_SHORT PROBLEM_
Using the records below, report how many lines hold "title", with no extra text.
───── DATA PROVIDED ─────
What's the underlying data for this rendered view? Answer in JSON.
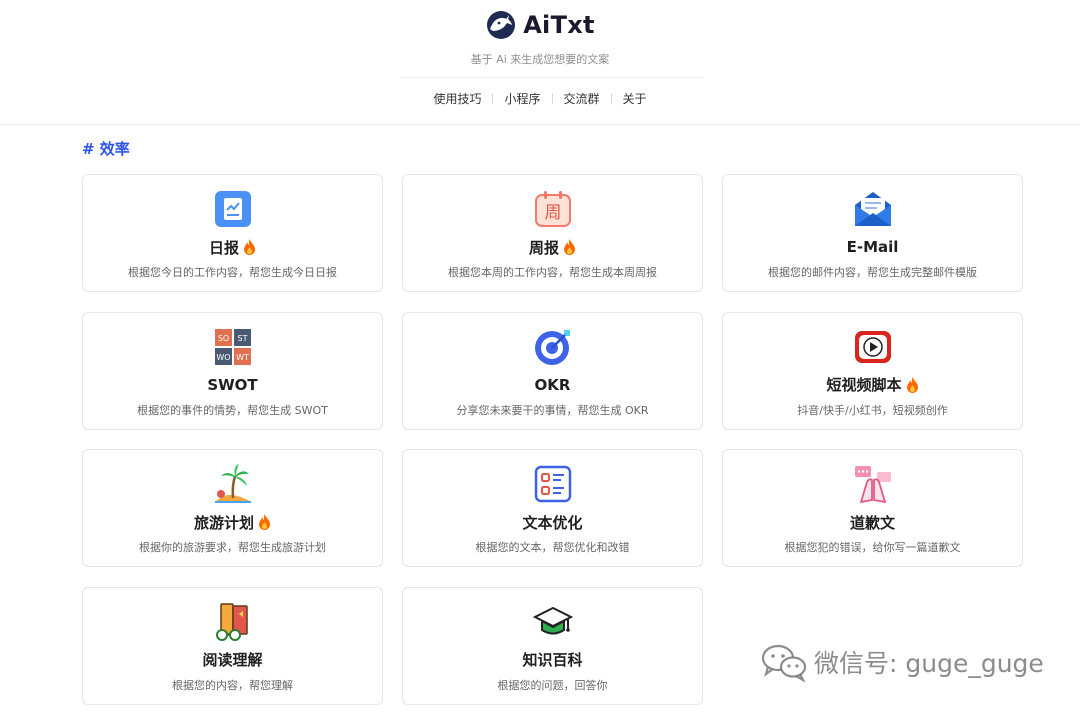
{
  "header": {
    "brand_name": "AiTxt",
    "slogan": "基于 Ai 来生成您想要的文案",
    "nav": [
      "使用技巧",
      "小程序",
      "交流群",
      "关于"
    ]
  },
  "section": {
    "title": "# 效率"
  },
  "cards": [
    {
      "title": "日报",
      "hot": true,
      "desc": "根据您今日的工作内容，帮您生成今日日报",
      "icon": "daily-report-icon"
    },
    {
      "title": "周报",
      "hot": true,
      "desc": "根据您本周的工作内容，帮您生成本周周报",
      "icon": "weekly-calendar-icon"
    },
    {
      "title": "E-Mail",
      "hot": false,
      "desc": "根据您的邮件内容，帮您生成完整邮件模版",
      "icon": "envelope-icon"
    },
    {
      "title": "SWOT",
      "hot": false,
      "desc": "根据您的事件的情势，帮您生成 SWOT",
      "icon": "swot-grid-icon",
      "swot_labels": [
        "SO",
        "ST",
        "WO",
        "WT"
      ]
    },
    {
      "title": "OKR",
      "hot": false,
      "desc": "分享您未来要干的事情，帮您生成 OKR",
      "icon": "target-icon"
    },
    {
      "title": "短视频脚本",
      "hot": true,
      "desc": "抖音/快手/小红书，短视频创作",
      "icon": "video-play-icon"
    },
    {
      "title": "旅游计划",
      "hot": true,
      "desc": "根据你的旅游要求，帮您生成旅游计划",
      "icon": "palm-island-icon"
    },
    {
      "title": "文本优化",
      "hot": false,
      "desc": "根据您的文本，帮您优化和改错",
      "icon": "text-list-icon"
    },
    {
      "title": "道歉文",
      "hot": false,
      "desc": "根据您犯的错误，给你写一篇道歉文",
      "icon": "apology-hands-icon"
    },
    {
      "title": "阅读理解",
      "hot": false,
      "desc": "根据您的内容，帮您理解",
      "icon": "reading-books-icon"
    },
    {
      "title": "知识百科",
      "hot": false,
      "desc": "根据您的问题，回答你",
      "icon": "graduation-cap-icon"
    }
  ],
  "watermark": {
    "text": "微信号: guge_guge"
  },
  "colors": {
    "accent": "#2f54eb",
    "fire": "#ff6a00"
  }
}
─────
───── DATA PROVIDED ─────
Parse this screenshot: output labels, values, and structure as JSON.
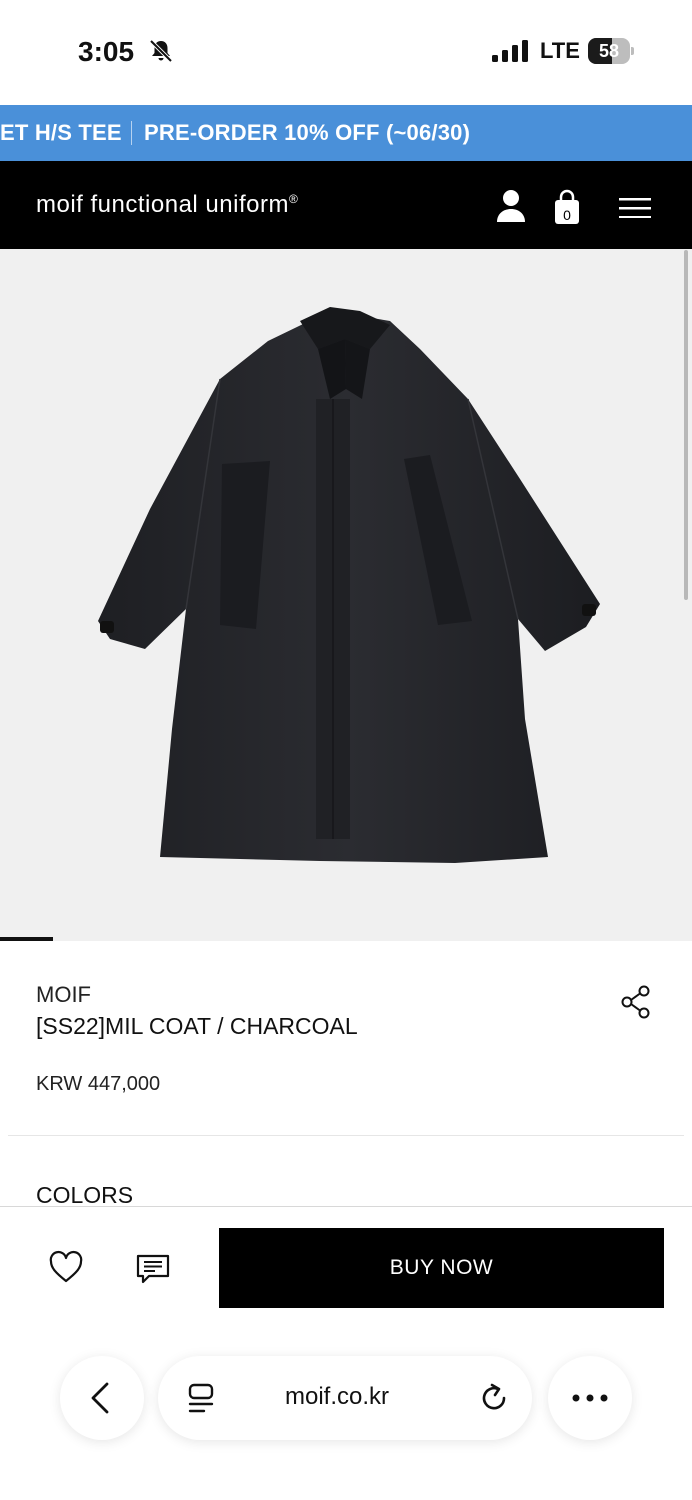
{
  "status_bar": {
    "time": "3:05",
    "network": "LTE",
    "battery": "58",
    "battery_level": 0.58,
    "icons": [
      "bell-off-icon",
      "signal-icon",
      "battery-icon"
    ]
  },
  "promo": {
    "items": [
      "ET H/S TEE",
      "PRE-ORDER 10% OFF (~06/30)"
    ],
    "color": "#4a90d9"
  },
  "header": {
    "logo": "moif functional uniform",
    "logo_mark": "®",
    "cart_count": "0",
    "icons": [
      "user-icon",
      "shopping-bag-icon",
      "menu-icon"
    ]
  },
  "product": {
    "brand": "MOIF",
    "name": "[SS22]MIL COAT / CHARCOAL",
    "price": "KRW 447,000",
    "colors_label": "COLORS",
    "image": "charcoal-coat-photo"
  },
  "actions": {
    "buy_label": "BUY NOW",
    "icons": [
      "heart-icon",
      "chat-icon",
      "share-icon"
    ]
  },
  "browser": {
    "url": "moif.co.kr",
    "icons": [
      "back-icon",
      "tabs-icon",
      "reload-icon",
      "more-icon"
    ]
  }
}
─────
_OUTPUT OF THE TASK_
12